- EXERCISE DIRECTIONS:
Across the entries, how many lines have the string "type" in them? Reply with only a number.

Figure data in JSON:
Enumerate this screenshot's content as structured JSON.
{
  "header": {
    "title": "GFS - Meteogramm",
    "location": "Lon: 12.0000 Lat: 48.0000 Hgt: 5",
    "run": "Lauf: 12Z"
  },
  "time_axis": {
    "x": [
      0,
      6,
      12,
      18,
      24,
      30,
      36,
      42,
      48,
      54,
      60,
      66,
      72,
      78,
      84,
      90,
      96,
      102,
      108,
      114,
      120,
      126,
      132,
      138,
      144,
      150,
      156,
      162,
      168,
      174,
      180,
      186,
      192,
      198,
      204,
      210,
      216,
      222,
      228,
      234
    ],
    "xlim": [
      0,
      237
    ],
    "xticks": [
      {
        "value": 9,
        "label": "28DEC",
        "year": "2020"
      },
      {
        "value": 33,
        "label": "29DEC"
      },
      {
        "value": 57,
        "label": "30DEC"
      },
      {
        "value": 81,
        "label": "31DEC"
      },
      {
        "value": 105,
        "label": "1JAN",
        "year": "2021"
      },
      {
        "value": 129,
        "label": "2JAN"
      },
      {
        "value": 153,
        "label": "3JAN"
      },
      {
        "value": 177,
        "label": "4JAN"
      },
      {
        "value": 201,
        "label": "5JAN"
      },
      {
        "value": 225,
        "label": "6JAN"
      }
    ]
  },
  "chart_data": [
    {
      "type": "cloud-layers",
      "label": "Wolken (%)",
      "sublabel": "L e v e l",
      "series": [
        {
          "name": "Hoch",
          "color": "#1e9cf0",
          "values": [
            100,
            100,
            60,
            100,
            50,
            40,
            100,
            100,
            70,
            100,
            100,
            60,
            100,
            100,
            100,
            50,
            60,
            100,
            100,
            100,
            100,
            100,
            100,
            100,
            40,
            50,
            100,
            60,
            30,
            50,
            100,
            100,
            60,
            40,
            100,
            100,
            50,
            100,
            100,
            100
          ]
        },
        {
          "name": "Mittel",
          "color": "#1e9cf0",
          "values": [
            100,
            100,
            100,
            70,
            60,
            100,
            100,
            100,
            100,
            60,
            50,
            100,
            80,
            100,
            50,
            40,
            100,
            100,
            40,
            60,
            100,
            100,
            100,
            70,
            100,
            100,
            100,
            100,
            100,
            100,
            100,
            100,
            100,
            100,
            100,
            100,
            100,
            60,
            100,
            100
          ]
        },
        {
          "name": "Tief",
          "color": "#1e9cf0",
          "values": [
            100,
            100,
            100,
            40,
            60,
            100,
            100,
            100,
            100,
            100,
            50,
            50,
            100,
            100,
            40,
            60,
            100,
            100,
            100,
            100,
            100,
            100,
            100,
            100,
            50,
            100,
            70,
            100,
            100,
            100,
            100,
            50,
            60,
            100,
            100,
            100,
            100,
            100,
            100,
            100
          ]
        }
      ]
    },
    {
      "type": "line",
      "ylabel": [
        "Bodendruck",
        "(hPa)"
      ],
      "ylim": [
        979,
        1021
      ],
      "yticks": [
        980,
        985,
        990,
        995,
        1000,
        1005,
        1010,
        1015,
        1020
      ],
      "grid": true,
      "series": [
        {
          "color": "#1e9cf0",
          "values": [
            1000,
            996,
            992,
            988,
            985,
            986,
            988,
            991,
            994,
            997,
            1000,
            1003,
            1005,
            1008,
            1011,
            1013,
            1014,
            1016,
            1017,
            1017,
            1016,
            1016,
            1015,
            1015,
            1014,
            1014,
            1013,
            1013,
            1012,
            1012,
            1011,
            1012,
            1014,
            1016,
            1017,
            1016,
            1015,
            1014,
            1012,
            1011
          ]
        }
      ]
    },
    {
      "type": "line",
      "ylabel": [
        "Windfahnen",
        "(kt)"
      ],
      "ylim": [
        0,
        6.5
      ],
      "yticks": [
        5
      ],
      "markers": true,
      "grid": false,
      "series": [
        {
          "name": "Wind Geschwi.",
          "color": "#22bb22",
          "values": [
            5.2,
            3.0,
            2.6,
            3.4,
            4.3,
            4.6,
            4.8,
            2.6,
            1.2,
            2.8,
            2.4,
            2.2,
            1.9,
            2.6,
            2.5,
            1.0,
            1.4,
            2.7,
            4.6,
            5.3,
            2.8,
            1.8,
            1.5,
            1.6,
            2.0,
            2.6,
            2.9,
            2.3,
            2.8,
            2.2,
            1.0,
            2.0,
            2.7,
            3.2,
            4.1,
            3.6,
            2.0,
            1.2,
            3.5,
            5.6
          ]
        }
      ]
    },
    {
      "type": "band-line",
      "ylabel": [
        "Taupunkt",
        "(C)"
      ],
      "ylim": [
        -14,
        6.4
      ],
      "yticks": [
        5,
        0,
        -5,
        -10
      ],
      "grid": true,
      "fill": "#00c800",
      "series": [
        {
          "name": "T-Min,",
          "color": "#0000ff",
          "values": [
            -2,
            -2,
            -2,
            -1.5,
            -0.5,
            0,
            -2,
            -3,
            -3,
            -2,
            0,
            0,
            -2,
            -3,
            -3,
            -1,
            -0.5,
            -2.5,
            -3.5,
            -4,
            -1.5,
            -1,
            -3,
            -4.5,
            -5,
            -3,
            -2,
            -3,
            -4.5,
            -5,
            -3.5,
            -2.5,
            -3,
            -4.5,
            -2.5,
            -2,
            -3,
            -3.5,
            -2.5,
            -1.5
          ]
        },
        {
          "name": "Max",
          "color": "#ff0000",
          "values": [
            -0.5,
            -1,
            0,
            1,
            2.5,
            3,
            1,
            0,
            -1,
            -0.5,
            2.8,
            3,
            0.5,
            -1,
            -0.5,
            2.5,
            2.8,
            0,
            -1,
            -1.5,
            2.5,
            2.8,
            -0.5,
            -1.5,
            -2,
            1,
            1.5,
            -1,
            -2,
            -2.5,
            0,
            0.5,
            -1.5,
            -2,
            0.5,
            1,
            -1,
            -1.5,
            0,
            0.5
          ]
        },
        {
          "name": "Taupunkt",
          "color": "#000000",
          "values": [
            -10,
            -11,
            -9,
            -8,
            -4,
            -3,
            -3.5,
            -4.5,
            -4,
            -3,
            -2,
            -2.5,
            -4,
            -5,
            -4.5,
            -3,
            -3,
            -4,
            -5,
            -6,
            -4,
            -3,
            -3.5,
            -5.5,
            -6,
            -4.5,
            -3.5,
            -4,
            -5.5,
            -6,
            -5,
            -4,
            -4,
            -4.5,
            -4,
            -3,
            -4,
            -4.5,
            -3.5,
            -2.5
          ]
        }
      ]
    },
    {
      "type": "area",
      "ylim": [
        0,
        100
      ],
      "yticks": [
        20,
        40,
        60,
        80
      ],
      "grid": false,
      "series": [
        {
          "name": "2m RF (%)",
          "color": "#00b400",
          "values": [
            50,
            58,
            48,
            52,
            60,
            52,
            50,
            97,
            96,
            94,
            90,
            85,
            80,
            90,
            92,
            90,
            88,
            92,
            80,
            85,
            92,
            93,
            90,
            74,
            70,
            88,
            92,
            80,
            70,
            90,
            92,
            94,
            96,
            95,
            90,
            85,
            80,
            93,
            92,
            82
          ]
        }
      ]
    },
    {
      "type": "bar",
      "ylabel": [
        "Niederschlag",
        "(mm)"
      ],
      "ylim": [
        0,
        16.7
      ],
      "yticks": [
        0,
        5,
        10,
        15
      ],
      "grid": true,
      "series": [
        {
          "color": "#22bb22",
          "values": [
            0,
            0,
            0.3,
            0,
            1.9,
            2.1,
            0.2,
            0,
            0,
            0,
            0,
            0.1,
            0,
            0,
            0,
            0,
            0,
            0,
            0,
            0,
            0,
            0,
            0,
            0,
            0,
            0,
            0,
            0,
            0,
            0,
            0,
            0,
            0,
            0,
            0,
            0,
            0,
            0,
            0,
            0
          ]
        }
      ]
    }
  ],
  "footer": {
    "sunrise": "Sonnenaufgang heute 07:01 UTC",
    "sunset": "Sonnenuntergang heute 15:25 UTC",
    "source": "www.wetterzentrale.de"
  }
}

- FINISHED ANSWER:
6